§ **DATASET ROWS**
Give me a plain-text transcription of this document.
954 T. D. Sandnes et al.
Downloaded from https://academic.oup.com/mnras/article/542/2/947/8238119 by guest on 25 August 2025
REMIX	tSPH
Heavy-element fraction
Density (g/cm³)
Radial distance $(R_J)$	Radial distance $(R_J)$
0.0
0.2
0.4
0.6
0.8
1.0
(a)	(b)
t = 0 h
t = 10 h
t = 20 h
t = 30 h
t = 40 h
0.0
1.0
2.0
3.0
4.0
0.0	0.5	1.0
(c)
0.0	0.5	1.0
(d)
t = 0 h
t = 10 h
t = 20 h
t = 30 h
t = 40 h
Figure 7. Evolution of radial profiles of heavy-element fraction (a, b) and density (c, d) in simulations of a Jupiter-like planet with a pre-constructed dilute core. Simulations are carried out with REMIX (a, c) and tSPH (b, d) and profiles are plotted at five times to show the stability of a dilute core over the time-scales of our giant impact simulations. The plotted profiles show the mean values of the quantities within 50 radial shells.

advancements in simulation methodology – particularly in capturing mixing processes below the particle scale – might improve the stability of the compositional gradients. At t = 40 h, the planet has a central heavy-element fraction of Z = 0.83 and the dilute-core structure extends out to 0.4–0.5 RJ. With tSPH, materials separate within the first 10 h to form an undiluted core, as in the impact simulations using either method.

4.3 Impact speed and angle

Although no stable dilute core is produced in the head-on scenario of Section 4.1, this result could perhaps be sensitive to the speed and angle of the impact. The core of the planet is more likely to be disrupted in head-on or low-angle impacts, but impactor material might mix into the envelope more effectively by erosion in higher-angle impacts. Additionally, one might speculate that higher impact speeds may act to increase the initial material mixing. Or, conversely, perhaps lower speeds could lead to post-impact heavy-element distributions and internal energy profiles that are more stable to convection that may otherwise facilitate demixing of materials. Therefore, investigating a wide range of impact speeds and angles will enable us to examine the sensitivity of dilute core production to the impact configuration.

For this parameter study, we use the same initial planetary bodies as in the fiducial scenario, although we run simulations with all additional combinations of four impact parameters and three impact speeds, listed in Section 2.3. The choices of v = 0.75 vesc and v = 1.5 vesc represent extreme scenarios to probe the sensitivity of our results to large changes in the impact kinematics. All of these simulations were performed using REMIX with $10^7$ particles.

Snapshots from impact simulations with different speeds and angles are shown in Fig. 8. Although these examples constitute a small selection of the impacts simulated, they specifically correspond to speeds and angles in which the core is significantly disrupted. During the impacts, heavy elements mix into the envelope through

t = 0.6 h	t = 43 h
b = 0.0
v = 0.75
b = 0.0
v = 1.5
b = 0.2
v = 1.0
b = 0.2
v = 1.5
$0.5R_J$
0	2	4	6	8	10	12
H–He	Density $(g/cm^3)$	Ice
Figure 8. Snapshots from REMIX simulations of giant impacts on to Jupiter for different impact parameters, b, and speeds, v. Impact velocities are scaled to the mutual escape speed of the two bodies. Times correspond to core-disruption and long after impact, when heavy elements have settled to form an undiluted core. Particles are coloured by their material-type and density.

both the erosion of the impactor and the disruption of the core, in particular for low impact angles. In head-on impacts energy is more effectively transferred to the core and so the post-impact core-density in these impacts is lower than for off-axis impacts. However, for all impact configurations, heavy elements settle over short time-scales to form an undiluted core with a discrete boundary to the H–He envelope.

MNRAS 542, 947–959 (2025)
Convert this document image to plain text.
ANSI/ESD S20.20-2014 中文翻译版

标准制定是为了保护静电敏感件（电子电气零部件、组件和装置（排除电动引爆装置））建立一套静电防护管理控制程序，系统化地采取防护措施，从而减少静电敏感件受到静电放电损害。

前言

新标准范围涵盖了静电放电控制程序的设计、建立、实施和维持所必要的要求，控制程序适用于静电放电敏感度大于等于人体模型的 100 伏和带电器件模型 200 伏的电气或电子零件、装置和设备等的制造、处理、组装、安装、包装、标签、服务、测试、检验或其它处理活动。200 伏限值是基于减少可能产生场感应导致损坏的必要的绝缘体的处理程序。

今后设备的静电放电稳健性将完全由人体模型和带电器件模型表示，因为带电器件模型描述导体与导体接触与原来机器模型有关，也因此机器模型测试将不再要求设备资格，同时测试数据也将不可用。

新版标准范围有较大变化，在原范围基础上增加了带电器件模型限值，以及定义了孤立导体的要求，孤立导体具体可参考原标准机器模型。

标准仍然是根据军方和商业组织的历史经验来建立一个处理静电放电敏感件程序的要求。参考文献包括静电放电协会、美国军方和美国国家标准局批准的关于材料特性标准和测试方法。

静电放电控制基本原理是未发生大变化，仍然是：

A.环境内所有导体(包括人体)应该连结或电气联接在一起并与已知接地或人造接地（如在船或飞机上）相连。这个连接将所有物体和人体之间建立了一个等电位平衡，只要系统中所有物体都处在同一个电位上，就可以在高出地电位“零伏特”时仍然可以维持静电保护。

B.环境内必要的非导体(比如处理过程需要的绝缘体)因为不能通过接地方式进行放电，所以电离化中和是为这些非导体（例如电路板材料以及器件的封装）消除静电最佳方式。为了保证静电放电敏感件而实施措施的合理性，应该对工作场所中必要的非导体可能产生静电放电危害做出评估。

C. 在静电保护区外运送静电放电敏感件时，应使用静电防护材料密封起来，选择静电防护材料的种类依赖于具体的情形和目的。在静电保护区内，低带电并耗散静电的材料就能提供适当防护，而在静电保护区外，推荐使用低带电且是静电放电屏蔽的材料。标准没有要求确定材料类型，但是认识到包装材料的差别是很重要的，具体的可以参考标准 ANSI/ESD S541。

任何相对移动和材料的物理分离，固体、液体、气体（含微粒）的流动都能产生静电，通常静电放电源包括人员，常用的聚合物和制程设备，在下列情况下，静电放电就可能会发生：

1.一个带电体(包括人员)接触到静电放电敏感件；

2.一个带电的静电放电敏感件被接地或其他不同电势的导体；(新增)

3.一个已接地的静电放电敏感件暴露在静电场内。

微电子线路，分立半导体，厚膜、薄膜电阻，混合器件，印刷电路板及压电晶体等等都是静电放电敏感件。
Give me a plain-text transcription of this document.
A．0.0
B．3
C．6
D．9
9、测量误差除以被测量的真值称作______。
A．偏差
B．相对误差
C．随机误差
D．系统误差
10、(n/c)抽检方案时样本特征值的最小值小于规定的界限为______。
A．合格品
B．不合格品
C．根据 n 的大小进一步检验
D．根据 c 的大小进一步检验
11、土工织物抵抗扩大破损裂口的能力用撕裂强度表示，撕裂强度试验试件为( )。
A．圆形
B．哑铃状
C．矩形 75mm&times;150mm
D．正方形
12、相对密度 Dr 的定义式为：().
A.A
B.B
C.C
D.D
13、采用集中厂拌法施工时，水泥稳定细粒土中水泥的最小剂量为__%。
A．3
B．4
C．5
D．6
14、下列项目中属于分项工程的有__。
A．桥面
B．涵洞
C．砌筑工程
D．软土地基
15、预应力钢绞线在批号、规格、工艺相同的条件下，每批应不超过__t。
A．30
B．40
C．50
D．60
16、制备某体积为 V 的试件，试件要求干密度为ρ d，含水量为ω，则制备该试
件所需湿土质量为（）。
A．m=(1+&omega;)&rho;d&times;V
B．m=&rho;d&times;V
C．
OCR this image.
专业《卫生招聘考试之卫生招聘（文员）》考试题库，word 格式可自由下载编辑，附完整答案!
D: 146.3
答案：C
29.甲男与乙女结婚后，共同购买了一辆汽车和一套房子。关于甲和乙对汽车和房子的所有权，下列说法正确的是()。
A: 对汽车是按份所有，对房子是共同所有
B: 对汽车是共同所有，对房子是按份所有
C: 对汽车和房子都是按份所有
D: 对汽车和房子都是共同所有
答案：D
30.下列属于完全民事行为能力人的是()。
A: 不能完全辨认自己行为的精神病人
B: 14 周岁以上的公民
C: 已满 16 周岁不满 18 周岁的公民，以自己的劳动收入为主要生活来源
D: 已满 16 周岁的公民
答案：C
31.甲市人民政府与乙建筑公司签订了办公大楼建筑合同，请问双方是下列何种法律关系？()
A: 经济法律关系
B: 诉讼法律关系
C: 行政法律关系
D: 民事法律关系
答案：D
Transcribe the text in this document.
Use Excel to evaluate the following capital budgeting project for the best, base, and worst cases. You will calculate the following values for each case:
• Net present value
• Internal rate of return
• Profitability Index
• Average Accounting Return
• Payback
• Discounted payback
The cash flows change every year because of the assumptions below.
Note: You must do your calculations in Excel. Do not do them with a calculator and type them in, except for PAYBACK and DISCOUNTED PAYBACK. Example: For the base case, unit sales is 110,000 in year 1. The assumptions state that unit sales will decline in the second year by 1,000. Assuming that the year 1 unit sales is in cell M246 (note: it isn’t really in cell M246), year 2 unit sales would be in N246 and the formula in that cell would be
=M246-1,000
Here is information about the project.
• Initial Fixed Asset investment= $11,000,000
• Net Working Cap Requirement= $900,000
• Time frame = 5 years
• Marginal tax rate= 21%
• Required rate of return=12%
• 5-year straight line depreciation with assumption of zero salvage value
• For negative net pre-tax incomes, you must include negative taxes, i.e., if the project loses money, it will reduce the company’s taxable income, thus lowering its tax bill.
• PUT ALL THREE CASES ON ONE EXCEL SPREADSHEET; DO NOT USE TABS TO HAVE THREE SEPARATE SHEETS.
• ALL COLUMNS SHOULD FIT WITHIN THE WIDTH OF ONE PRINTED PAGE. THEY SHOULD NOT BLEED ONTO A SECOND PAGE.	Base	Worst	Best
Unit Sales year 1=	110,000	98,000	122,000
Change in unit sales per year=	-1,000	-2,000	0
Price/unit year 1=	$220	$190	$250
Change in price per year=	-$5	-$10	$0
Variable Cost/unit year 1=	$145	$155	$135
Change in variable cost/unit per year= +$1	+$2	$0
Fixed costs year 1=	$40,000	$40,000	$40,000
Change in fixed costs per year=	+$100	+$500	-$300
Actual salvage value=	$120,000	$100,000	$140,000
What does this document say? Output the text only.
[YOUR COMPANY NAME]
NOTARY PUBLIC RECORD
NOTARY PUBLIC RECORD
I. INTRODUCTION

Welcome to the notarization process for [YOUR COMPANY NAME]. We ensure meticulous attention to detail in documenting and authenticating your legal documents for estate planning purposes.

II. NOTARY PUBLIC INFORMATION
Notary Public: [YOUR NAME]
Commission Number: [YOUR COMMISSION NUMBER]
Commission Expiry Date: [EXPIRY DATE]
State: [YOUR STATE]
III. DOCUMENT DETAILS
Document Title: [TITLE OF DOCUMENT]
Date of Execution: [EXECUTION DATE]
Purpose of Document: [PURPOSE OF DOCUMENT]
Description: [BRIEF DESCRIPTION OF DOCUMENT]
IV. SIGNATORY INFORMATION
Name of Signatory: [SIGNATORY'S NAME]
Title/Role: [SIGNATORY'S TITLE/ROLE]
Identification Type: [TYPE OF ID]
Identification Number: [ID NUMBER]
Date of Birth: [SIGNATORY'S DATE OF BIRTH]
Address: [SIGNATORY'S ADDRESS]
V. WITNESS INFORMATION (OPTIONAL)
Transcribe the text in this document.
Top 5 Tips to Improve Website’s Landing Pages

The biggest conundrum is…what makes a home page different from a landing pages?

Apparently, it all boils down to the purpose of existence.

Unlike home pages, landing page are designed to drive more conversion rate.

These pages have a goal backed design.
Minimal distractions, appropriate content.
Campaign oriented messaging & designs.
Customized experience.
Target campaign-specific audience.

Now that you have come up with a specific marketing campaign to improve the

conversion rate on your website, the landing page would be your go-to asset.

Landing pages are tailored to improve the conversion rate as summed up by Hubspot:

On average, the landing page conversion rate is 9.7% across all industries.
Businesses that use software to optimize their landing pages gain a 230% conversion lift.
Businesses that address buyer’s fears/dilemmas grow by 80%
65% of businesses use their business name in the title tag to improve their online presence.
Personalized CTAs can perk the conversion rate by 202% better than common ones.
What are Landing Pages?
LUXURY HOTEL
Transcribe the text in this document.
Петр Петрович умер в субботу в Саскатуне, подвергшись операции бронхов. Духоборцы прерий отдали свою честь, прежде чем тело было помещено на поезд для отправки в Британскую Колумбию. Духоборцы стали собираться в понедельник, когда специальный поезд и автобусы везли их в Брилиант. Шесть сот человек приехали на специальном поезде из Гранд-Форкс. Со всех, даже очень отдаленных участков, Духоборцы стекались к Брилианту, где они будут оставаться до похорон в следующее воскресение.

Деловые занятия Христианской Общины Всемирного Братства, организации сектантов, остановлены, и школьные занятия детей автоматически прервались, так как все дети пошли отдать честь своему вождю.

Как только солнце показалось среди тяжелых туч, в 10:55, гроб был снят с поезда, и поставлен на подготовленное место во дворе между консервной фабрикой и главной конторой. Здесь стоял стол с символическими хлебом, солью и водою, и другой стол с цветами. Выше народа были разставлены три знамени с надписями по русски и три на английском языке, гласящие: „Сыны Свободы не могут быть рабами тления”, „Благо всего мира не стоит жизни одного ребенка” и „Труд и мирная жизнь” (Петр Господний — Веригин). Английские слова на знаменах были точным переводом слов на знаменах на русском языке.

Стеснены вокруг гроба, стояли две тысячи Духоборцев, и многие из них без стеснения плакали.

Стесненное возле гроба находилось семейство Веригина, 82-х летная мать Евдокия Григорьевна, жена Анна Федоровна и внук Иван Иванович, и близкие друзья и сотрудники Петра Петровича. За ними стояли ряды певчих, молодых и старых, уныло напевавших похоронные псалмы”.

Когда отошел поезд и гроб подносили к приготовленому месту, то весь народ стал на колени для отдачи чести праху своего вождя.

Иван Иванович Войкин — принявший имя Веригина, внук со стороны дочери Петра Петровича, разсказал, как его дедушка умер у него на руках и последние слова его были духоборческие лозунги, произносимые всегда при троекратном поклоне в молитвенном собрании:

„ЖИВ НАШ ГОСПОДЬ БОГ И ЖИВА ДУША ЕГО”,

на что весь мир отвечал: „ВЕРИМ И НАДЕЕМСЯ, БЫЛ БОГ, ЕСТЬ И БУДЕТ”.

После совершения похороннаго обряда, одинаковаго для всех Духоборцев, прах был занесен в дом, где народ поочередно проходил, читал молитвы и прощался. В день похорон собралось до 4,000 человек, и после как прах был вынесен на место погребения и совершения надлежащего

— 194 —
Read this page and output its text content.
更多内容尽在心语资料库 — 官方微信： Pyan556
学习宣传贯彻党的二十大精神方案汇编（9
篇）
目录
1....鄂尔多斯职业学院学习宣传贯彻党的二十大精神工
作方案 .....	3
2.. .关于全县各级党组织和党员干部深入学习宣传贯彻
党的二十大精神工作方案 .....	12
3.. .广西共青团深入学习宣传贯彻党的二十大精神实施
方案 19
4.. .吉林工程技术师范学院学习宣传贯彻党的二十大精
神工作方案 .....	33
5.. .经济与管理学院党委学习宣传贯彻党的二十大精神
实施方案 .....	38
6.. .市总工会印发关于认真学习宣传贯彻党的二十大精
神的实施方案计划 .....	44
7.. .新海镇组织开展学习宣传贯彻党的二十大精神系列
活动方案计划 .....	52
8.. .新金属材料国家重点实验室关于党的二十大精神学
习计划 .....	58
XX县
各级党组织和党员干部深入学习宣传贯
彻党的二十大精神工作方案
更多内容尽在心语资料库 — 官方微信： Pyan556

§ **YOUR INSTRUCTIONS**
Pick out each line containing the string "человек" and copy it.

§ **SOLVED EXERCISE**
Петр Петрович умер в субботу в Саскатуне, подвергшись операции бронхов. Духоборцы прерий отдали свою честь, прежде чем тело было помещено на поезд для отправки в Британскую Колумбию. Духоборцы стали собираться в понедельник, когда специальный поезд и автобусы везли их в Брилиант. Шесть сот человек приехали на специальном поезде из Гранд-Форкс. Со всех, даже очень отдаленных участков, Духоборцы стекались к Брилианту, где они будут оставаться до похорон в следующее воскресение.
После совершения похороннаго обряда, одинаковаго для всех Духоборцев, прах был занесен в дом, где народ поочередно проходил, читал молитвы и прощался. В день похорон собралось до 4,000 человек, и после как прах был вынесен на место погребения и совершения надлежащего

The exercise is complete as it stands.